What you will do: Scan the material below for the string "regions", and copy every line where it shows up.

[Entries taken from a collection]
****
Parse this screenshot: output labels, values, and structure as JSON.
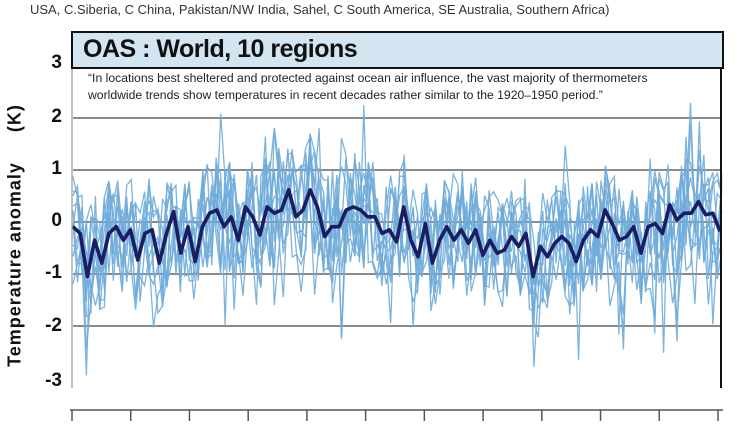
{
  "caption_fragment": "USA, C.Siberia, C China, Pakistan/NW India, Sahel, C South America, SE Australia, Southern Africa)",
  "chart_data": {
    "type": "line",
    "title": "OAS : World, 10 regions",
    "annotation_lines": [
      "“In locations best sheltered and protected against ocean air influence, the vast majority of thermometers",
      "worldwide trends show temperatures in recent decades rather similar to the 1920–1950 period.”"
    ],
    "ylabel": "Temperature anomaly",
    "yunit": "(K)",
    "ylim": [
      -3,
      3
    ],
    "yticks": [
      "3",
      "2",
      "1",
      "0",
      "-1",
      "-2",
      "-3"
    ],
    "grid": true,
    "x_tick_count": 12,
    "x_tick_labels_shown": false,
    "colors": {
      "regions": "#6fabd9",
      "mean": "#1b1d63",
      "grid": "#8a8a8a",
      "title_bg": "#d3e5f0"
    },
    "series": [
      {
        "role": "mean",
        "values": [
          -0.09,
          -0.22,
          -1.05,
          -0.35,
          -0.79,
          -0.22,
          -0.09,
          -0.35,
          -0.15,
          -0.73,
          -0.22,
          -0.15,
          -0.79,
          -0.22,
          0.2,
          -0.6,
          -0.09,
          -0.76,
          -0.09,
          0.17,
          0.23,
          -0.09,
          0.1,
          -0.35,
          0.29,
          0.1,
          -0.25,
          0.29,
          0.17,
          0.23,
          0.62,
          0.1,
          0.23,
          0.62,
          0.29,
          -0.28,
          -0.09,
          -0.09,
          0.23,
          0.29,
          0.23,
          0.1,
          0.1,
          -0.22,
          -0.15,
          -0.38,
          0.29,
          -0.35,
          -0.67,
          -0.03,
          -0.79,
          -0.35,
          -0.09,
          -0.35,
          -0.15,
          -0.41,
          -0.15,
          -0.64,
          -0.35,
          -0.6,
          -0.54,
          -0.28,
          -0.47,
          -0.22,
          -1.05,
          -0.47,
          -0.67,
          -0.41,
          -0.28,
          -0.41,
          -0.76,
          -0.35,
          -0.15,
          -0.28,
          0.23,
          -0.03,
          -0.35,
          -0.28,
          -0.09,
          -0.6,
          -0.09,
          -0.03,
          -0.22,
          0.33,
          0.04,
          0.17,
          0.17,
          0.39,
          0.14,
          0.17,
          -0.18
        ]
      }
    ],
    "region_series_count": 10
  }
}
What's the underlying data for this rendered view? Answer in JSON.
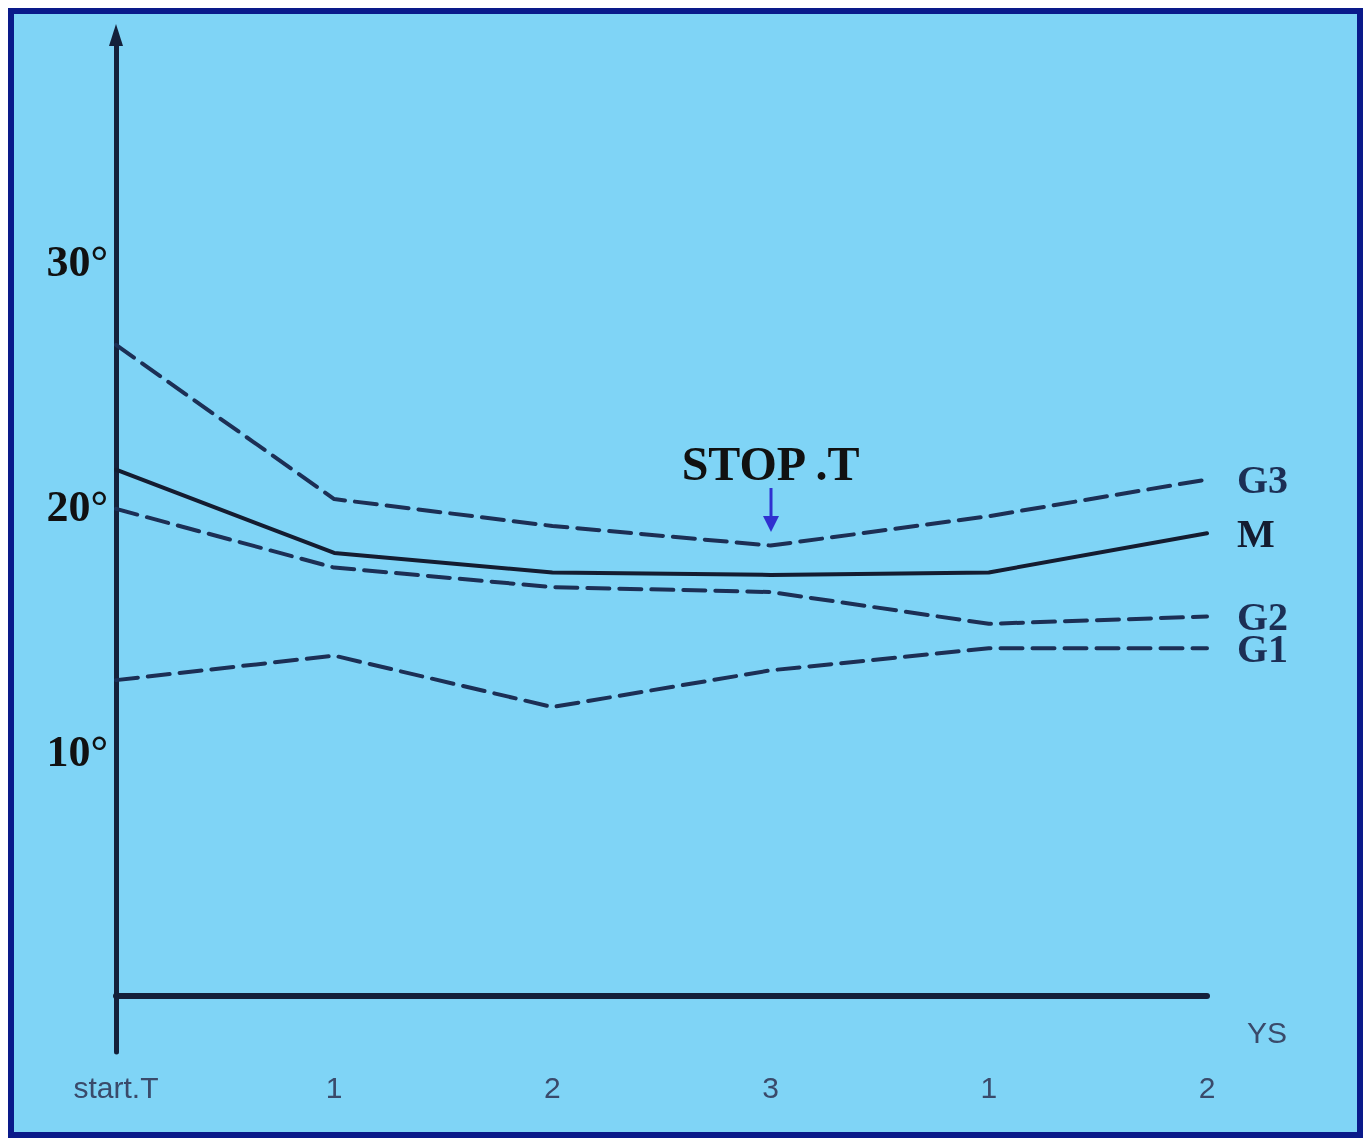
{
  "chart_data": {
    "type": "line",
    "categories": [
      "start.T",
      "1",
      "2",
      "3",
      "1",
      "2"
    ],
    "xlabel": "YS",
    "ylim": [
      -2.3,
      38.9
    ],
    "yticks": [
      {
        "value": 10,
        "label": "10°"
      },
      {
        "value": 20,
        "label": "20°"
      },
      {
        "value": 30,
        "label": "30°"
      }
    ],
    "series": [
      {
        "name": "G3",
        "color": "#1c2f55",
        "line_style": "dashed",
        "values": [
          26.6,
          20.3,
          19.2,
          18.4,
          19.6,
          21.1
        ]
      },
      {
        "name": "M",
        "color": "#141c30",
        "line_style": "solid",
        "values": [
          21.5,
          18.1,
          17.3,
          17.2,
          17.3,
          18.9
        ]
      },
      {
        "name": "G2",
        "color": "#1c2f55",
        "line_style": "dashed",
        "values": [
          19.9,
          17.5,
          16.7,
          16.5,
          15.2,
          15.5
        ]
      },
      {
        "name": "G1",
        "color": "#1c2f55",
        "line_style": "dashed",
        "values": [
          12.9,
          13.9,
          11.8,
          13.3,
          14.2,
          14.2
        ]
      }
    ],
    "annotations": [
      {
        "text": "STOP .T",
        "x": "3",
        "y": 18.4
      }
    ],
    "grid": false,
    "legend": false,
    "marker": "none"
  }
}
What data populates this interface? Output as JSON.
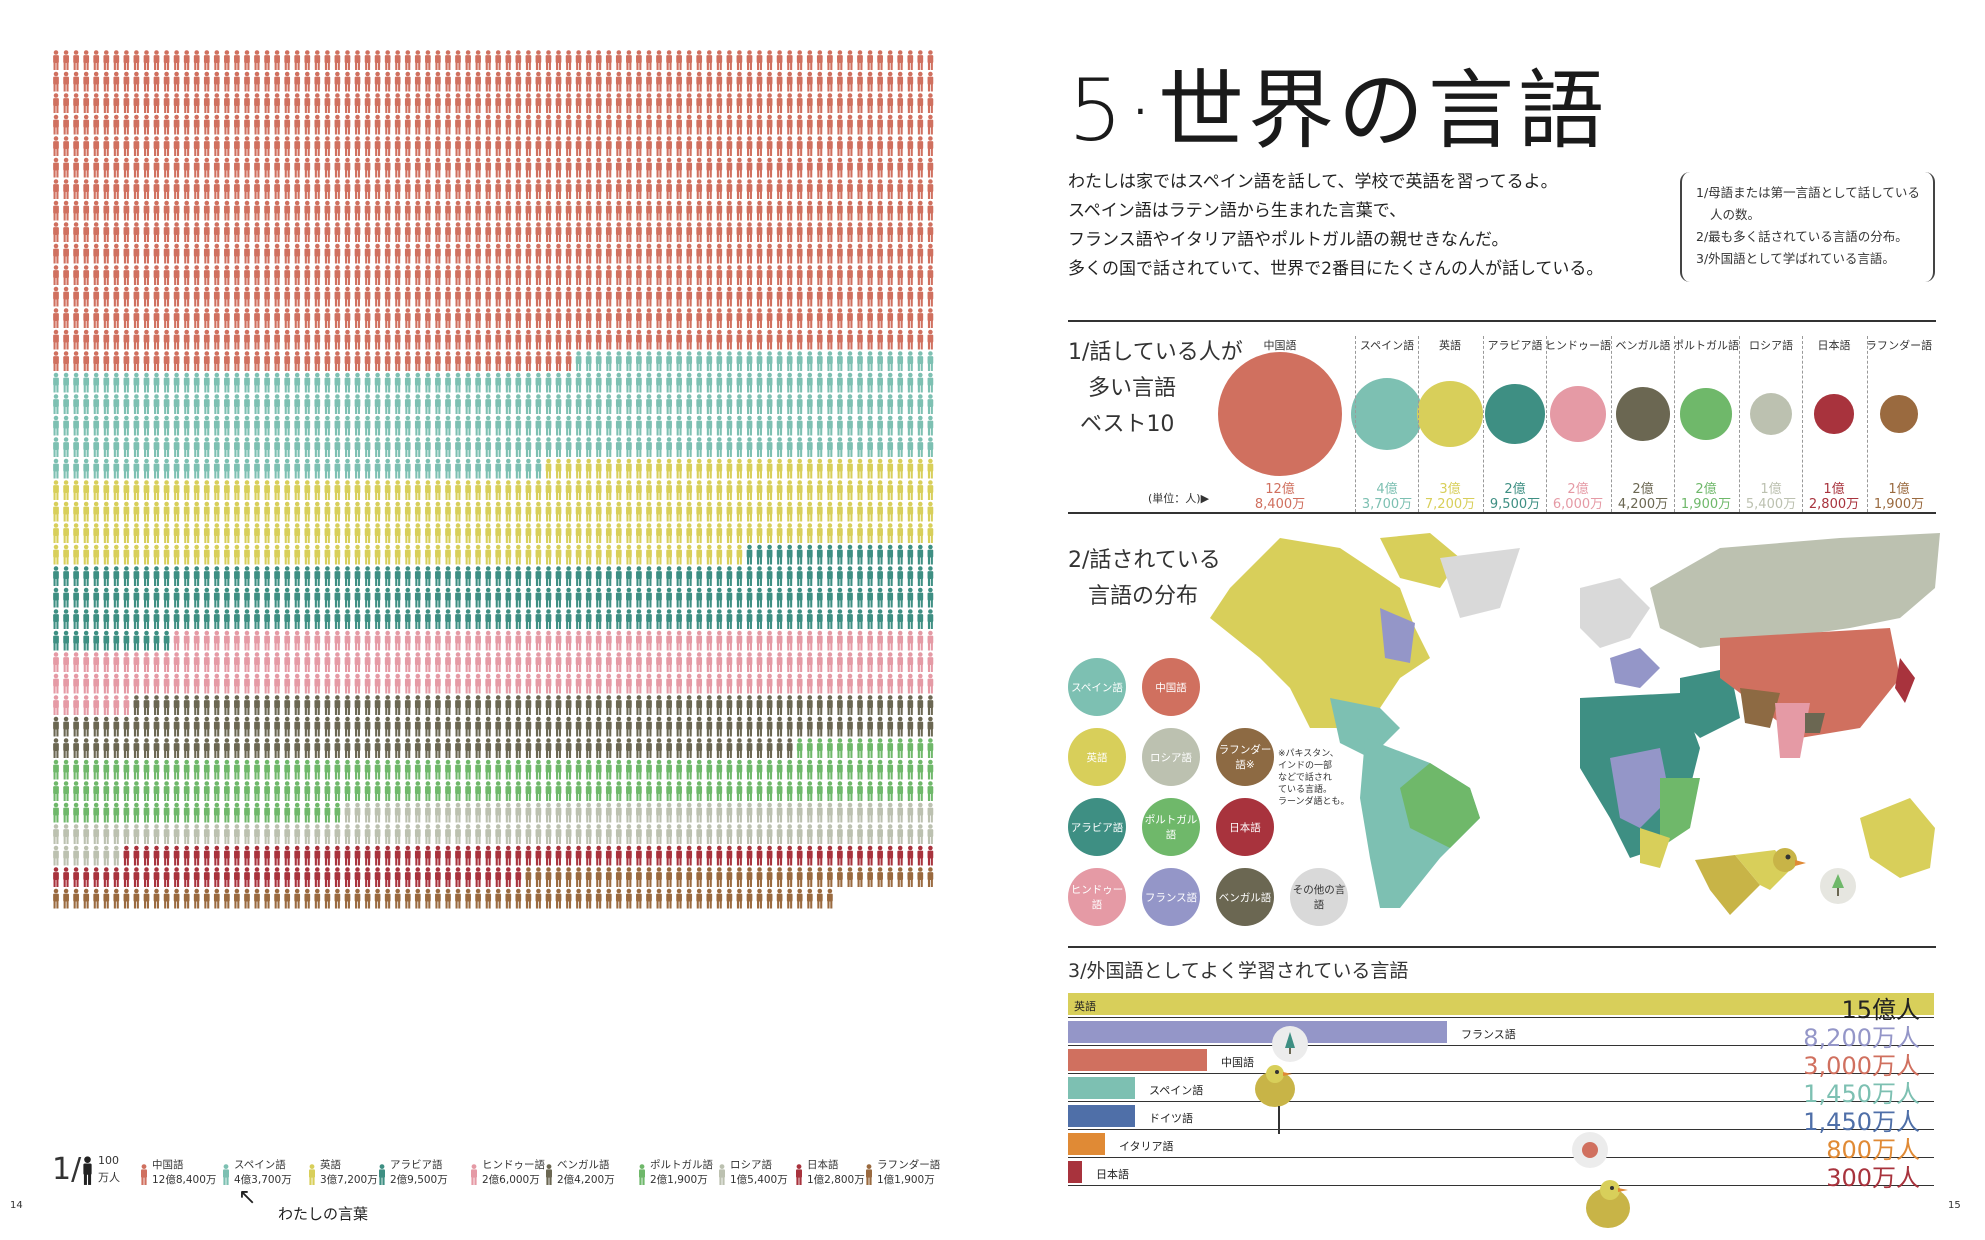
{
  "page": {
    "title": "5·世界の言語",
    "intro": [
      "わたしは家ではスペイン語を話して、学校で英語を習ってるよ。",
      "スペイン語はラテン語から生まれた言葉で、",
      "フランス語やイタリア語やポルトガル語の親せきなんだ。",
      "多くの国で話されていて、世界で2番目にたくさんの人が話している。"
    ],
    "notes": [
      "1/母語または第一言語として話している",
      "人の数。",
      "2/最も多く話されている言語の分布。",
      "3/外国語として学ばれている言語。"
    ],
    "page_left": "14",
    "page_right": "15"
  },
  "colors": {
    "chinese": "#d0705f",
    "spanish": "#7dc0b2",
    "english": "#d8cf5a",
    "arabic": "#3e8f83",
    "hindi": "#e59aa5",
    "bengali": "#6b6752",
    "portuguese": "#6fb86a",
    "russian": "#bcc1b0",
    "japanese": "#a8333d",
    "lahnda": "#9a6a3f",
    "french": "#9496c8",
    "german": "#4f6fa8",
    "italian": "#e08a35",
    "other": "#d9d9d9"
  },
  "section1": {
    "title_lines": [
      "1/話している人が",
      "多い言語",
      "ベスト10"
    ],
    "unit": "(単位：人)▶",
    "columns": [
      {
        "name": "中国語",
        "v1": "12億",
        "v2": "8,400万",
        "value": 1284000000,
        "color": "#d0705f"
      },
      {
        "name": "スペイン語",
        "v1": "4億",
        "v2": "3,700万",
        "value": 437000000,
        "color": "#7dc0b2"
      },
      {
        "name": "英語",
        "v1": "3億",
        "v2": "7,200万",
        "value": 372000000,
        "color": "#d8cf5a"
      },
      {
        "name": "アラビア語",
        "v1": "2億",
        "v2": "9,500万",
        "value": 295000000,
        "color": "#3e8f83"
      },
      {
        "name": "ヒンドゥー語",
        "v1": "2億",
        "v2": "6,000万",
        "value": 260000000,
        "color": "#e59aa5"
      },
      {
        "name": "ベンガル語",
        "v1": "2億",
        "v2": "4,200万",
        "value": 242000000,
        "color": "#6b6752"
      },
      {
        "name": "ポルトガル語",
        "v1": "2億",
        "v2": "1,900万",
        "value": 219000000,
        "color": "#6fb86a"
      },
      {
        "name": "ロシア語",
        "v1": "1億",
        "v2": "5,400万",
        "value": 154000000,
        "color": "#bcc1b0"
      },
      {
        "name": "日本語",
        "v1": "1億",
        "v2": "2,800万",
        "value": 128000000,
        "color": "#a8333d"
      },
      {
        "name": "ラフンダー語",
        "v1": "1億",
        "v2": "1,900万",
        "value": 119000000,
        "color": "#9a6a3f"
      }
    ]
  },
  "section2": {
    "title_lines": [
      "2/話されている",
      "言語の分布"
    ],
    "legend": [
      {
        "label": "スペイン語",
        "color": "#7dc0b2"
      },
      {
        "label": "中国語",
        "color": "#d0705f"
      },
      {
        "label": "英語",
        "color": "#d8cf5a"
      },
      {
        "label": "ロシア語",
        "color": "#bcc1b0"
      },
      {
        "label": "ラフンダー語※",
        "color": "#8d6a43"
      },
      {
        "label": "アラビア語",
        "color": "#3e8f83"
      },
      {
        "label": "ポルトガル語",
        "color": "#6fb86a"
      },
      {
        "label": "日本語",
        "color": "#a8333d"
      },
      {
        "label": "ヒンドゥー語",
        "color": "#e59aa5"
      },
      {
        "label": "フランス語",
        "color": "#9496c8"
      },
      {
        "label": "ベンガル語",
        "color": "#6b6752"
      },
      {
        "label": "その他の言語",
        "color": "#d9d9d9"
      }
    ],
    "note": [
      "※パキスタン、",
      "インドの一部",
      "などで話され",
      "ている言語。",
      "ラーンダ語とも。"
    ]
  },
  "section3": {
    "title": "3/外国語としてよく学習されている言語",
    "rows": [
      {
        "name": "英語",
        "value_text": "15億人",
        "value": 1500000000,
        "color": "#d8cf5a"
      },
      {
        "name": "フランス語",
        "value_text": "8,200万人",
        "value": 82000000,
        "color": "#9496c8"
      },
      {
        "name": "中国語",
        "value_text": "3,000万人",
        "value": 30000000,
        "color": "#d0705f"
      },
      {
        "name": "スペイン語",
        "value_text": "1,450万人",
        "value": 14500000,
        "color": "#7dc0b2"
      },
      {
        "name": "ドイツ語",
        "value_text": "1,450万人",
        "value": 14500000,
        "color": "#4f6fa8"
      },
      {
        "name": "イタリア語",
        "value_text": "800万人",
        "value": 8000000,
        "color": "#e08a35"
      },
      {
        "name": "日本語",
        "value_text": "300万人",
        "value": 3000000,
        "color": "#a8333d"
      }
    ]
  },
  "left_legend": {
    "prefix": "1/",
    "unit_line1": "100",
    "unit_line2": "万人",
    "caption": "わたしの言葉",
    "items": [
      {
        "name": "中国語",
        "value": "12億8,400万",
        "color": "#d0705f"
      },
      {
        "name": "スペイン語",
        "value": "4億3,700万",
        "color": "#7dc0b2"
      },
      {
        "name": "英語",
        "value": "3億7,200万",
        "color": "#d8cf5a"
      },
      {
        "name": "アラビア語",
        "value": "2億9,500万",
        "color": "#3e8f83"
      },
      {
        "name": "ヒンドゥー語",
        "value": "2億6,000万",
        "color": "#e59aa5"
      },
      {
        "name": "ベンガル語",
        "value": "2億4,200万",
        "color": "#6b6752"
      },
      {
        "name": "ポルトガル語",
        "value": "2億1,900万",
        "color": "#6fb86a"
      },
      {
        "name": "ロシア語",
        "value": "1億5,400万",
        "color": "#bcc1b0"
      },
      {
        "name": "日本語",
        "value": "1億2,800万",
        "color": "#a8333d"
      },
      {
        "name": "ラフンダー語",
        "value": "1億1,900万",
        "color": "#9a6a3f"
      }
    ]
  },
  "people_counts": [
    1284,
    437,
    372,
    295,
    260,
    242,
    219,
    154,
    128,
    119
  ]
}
****
Result of the exercise:
    "title": "OAS : World, 10 regions",
      "regions": "#6fabd9",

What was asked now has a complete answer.